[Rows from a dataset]
• • • • • • •

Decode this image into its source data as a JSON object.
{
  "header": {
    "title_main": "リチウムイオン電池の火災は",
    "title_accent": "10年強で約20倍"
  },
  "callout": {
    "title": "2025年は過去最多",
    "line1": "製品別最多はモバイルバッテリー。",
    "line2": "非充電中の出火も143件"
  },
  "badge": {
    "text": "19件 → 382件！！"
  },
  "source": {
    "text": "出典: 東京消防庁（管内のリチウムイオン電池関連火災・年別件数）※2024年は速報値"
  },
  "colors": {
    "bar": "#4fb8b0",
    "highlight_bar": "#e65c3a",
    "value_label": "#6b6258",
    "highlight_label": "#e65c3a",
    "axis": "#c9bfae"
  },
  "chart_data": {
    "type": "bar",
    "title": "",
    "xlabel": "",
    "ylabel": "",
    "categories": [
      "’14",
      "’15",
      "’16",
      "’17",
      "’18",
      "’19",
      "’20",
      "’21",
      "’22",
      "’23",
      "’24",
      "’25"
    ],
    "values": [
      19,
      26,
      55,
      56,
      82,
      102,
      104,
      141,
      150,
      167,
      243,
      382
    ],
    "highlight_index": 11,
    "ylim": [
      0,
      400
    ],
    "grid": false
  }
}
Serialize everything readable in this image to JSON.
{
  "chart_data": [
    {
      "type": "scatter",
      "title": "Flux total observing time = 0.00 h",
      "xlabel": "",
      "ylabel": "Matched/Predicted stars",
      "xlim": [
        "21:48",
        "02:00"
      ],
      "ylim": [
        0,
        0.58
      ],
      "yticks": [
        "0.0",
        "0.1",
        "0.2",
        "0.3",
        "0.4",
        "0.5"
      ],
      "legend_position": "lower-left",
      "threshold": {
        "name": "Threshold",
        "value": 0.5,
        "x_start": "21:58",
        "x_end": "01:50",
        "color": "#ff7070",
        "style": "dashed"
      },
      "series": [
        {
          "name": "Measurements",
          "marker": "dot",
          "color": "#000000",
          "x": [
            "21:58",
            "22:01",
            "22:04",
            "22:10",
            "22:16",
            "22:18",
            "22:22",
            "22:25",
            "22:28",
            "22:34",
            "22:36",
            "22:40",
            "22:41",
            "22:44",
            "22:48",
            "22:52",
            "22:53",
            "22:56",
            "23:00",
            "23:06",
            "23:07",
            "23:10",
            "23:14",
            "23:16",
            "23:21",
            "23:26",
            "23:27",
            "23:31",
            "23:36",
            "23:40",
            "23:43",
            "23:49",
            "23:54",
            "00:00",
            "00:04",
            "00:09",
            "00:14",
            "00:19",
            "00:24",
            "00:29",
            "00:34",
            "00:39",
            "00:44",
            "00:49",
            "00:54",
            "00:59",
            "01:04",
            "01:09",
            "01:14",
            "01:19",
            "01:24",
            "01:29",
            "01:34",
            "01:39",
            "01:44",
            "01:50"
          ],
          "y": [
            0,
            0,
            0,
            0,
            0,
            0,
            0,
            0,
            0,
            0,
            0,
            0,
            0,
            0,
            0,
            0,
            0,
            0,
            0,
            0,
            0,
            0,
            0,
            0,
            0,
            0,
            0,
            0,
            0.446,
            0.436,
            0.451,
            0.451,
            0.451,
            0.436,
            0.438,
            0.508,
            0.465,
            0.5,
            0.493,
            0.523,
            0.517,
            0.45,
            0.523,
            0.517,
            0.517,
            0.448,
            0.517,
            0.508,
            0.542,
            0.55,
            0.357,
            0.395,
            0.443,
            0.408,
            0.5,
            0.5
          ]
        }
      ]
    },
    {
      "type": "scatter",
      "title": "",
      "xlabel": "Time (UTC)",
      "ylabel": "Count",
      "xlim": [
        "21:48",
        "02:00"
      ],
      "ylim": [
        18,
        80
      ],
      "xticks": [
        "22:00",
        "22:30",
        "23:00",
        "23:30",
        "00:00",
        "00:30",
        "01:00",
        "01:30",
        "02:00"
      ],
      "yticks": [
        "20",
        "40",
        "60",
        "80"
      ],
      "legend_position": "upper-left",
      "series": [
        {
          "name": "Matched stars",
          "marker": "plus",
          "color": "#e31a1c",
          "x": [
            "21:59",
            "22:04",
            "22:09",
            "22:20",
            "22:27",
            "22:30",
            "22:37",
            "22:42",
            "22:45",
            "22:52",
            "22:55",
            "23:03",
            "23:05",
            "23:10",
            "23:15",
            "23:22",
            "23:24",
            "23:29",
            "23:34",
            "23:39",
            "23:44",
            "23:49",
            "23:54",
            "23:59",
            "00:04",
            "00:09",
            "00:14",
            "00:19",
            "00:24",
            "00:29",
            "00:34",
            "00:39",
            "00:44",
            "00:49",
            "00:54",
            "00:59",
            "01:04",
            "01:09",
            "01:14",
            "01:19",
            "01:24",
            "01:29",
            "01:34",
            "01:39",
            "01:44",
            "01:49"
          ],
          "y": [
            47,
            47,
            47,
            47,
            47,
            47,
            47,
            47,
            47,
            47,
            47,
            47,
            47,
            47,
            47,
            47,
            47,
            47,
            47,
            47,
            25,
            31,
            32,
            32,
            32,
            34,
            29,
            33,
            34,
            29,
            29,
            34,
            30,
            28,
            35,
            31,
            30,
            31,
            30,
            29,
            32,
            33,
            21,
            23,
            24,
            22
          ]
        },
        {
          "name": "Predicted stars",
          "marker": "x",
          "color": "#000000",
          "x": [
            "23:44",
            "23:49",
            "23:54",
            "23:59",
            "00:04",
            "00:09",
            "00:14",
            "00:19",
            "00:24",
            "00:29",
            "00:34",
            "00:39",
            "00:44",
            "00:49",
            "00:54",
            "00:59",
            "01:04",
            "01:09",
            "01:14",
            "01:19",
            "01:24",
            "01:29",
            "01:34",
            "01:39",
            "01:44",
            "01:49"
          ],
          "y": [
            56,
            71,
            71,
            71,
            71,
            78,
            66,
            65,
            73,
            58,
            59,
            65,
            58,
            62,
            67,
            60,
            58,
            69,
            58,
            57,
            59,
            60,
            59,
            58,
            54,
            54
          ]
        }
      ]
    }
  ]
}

• • • • • • •

=== Given exercise ===
Give an exact copy of all the data shown above.

=== Finished answer ===
Decode this image into its source data as a JSON object.
{
  "header": {
    "title_main": "リチウムイオン電池の火災は",
    "title_accent": "10年強で約20倍"
  },
  "callout": {
    "title": "2025年は過去最多",
    "line1": "製品別最多はモバイルバッテリー。",
    "line2": "非充電中の出火も143件"
  },
  "badge": {
    "text": "19件 → 382件！！"
  },
  "source": {
    "text": "出典: 東京消防庁（管内のリチウムイオン電池関連火災・年別件数）※2024年は速報値"
  },
  "colors": {
    "bar": "#4fb8b0",
    "highlight_bar": "#e65c3a",
    "value_label": "#6b6258",
    "highlight_label": "#e65c3a",
    "axis": "#c9bfae"
  },
  "chart_data": {
    "type": "bar",
    "title": "",
    "xlabel": "",
    "ylabel": "",
    "categories": [
      "’14",
      "’15",
      "’16",
      "’17",
      "’18",
      "’19",
      "’20",
      "’21",
      "’22",
      "’23",
      "’24",
      "’25"
    ],
    "values": [
      19,
      26,
      55,
      56,
      82,
      102,
      104,
      141,
      150,
      167,
      243,
      382
    ],
    "highlight_index": 11,
    "ylim": [
      0,
      400
    ],
    "grid": false
  }
}
Serialize everything readable in this image to JSON.
{
  "chart_data": [
    {
      "type": "scatter",
      "title": "Flux total observing time = 0.00 h",
      "xlabel": "",
      "ylabel": "Matched/Predicted stars",
      "xlim": [
        "21:48",
        "02:00"
      ],
      "ylim": [
        0,
        0.58
      ],
      "yticks": [
        "0.0",
        "0.1",
        "0.2",
        "0.3",
        "0.4",
        "0.5"
      ],
      "legend_position": "lower-left",
      "threshold": {
        "name": "Threshold",
        "value": 0.5,
        "x_start": "21:58",
        "x_end": "01:50",
        "color": "#ff7070",
        "style": "dashed"
      },
      "series": [
        {
          "name": "Measurements",
          "marker": "dot",
          "color": "#000000",
          "x": [
            "21:58",
            "22:01",
            "22:04",
            "22:10",
            "22:16",
            "22:18",
            "22:22",
            "22:25",
            "22:28",
            "22:34",
            "22:36",
            "22:40",
            "22:41",
            "22:44",
            "22:48",
            "22:52",
            "22:53",
            "22:56",
            "23:00",
            "23:06",
            "23:07",
            "23:10",
            "23:14",
            "23:16",
            "23:21",
            "23:26",
            "23:27",
            "23:31",
            "23:36",
            "23:40",
            "23:43",
            "23:49",
            "23:54",
            "00:00",
            "00:04",
            "00:09",
            "00:14",
            "00:19",
            "00:24",
            "00:29",
            "00:34",
            "00:39",
            "00:44",
            "00:49",
            "00:54",
            "00:59",
            "01:04",
            "01:09",
            "01:14",
            "01:19",
            "01:24",
            "01:29",
            "01:34",
            "01:39",
            "01:44",
            "01:50"
          ],
          "y": [
            0,
            0,
            0,
            0,
            0,
            0,
            0,
            0,
            0,
            0,
            0,
            0,
            0,
            0,
            0,
            0,
            0,
            0,
            0,
            0,
            0,
            0,
            0,
            0,
            0,
            0,
            0,
            0,
            0.446,
            0.436,
            0.451,
            0.451,
            0.451,
            0.436,
            0.438,
            0.508,
            0.465,
            0.5,
            0.493,
            0.523,
            0.517,
            0.45,
            0.523,
            0.517,
            0.517,
            0.448,
            0.517,
            0.508,
            0.542,
            0.55,
            0.357,
            0.395,
            0.443,
            0.408,
            0.5,
            0.5
          ]
        }
      ]
    },
    {
      "type": "scatter",
      "title": "",
      "xlabel": "Time (UTC)",
      "ylabel": "Count",
      "xlim": [
        "21:48",
        "02:00"
      ],
      "ylim": [
        18,
        80
      ],
      "xticks": [
        "22:00",
        "22:30",
        "23:00",
        "23:30",
        "00:00",
        "00:30",
        "01:00",
        "01:30",
        "02:00"
      ],
      "yticks": [
        "20",
        "40",
        "60",
        "80"
      ],
      "legend_position": "upper-left",
      "series": [
        {
          "name": "Matched stars",
          "marker": "plus",
          "color": "#e31a1c",
          "x": [
            "21:59",
            "22:04",
            "22:09",
            "22:20",
            "22:27",
            "22:30",
            "22:37",
            "22:42",
            "22:45",
            "22:52",
            "22:55",
            "23:03",
            "23:05",
            "23:10",
            "23:15",
            "23:22",
            "23:24",
            "23:29",
            "23:34",
            "23:39",
            "23:44",
            "23:49",
            "23:54",
            "23:59",
            "00:04",
            "00:09",
            "00:14",
            "00:19",
            "00:24",
            "00:29",
            "00:34",
            "00:39",
            "00:44",
            "00:49",
            "00:54",
            "00:59",
            "01:04",
            "01:09",
            "01:14",
            "01:19",
            "01:24",
            "01:29",
            "01:34",
            "01:39",
            "01:44",
            "01:49"
          ],
          "y": [
            47,
            47,
            47,
            47,
            47,
            47,
            47,
            47,
            47,
            47,
            47,
            47,
            47,
            47,
            47,
            47,
            47,
            47,
            47,
            47,
            25,
            31,
            32,
            32,
            32,
            34,
            29,
            33,
            34,
            29,
            29,
            34,
            30,
            28,
            35,
            31,
            30,
            31,
            30,
            29,
            32,
            33,
            21,
            23,
            24,
            22
          ]
        },
        {
          "name": "Predicted stars",
          "marker": "x",
          "color": "#000000",
          "x": [
            "23:44",
            "23:49",
            "23:54",
            "23:59",
            "00:04",
            "00:09",
            "00:14",
            "00:19",
            "00:24",
            "00:29",
            "00:34",
            "00:39",
            "00:44",
            "00:49",
            "00:54",
            "00:59",
            "01:04",
            "01:09",
            "01:14",
            "01:19",
            "01:24",
            "01:29",
            "01:34",
            "01:39",
            "01:44",
            "01:49"
          ],
          "y": [
            56,
            71,
            71,
            71,
            71,
            78,
            66,
            65,
            73,
            58,
            59,
            65,
            58,
            62,
            67,
            60,
            58,
            69,
            58,
            57,
            59,
            60,
            59,
            58,
            54,
            54
          ]
        }
      ]
    }
  ]
}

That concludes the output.